─── Source passage
When I first saw this, I recall saying that In Another Country was the type of film I’m almost predisposed to love, foregrounding its repetition in ways that were obvious to me even then. That’s still true, but more and more I’ve come to adore the mysterious manner in which Hong evokes it and finds it within the obvious techniques: the significance of the shot from the balcony of Geum-hee in the second part, who doesn’t otherwise appear and which calls back to her last shot in the first part; Anne saying “c’est beau” twice in the second part; the fork in the road, which is taken to the right in the first and third parts and left in the second; the lifeguard saying he’s not cold in the first two parts (in different contexts) but cold in the third. The foreignness of Anne, and her ability to transcend and escape the narrative structure in a way that Yoo and Jung can’t quite in their films, are definitely differentiating factors, as is a greater focus on aging (especially for Sook), but the plays with repetition are all Hong’s own.

Hong Sang-soo Notarized: List

English Title: List
Korean Title: 리스트/Liseuteu
Premiere Date: October 7, 2011
U.S. Release Year: N/A
Festival: N/A
Film Number: N/A
First Viewing Number: N/A
First Viewing Date: September 7, 2018
Viewing Number: 3
Ranking (at beginning of run): N/A
Ranking (at end of run): N/A
Film Number (including shorts): 14
First Viewing Number (including shorts): 17
Ranking (at beginning of run, including shorts): 15
Ranking (at end of run, including shorts):

Running Time: 29 minutes (28th longest)
Color/Black & White: Color
Aspect Ratio: 1.85:1
Shooting Format: HD Video
Structure: Linear dream with linear bookends
Recurring Actors: Jung Yu-mi (fourth appearance), Yoo Joon-sang (fourth appearance), Youn Yuh-jung (second appearance)
──────
• **Written instruction 1**
Render this sentence from the Hong Sang-soo film notes into Spanish: "When I first saw this, I recall saying that In Another Country was the type of film I’m almost predisposed to love, foregrounding its repetition in ways that were obvious to me even then."
• **Written instruction 2**
Write the next part of the Hong Sang-soo film notes, picking up after their final line.
─── Supplied material
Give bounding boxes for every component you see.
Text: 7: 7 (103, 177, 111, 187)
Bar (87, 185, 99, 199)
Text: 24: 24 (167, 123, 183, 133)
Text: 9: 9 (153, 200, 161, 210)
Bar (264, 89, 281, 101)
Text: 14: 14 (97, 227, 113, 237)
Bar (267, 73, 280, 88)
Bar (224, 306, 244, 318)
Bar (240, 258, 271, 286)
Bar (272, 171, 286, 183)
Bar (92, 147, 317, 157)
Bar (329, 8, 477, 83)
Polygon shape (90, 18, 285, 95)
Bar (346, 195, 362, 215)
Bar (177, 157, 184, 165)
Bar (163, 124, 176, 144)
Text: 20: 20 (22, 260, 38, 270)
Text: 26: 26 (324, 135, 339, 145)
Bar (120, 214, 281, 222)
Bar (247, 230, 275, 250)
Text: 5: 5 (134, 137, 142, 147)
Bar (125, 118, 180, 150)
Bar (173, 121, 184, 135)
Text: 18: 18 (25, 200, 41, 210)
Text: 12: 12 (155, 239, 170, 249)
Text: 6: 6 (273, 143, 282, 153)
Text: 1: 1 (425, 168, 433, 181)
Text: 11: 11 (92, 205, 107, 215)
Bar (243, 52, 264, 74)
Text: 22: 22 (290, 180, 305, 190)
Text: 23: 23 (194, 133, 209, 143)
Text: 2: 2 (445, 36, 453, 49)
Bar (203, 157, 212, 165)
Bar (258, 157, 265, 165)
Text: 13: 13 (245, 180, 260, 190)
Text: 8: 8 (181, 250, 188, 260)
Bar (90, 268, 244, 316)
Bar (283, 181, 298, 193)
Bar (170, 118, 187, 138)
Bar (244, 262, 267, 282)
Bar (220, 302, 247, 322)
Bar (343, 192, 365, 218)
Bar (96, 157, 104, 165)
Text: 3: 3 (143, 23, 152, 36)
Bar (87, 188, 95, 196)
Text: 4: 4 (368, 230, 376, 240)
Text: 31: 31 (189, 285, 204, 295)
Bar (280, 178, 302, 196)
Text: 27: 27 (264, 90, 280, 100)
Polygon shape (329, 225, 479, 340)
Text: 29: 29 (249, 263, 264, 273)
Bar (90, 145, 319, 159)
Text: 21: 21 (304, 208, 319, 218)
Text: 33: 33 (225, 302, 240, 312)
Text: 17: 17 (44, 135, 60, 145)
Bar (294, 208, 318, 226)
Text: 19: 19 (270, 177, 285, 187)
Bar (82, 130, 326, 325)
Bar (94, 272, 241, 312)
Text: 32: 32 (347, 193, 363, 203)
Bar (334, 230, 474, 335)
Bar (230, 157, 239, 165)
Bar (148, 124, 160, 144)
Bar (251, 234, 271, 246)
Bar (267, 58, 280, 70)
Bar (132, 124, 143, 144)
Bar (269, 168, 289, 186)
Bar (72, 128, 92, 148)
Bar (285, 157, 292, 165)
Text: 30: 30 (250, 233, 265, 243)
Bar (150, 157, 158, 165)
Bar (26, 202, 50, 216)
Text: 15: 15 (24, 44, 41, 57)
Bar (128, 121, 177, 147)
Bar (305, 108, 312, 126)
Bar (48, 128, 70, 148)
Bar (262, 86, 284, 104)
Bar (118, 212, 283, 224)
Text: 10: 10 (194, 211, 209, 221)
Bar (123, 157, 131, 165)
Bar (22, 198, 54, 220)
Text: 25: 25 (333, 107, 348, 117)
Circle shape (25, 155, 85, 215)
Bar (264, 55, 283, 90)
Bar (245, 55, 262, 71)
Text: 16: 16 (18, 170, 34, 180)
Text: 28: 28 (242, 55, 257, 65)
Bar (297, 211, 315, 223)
──────
• **Expected answer 1**
Cuando la vi por primera vez, recuerdo haber dicho que In Another Country era el tipo de película que casi tengo predisposición a amar, al poner en primer plano su repetición de maneras que para mí eran obvias incluso entonces.

• **Expected answer 2**
Season: Summer
Weather: Sunny
Alcohol: Max beer, soju
Non-Alcoholic Drinks: Water, tea
Food: Korean barbecue, fish, chocolate cake, popsicle
Drinking Scenes: 2
Creative People: Film director
Academia: N/A
Vacation: 3
Dream Sequences: 1
Film Screening: N/A
Films Within Films: N/A
Q&A: N/A
Naps: 1
Family: Daughter-mother
Vehicle Scenes: N/A
Crying Scenes: N/A
Number of Shots: 21
Number of Zooms: 5 out, 8 in
Music Style: Light piano
Title Background: Green background
Voiceover: Yes

Every Hong film has its own strange story of creation and how it found its audience (or didn’t). “List,” the only Hong short that hasn’t been explicitly tied to one of his films or to an omnibus project, presents an especially fascinating case: it apparently showed once in Seoul theaters in 2011, before disappearing and resurfacing twice at the then-complete Hong retrospective in 2016 at the Museum of the Moving Image, where it showed with The Day He Arrives, its compatriot from the same year. Then it dropped out of sight again, before it streamed for free through Le Cinéma Club in 2018, and is now readily available on Cinema Guild’s Grass Blu-ray. I recount all this because it makes me think about how the availability of Hong, especially in HD quality, has slowly but steadily grown over the years. To my eyes, the only Hongs not available in proper HD files are “Lost in the Mountains” and Hahaha, but when I first ran through his films, I watched films like On the Occasion of Remembering the Turning Gate on mediocre DVDs; at least a little bit of my renewed appreciation comes from my greater appreciation of the pictorial quality of early and middle Hongs alike.

Though “List” was released the same year as The Day He Arrives, it has, if I’m remembering correctly, the same framing device as Hong’s follow-up In Another Country: Jung Yu-mi and Youn Yuh-jung are daughter and mother on vacation, the former writes something on a notepad, and the film acts as a visualization of what’s written down. I don’t think In Another Country involves an uncle who’s a criminal as the impetus for this trip, but it introduces a bit of an edge that the rest of the film largely lacks on purpose.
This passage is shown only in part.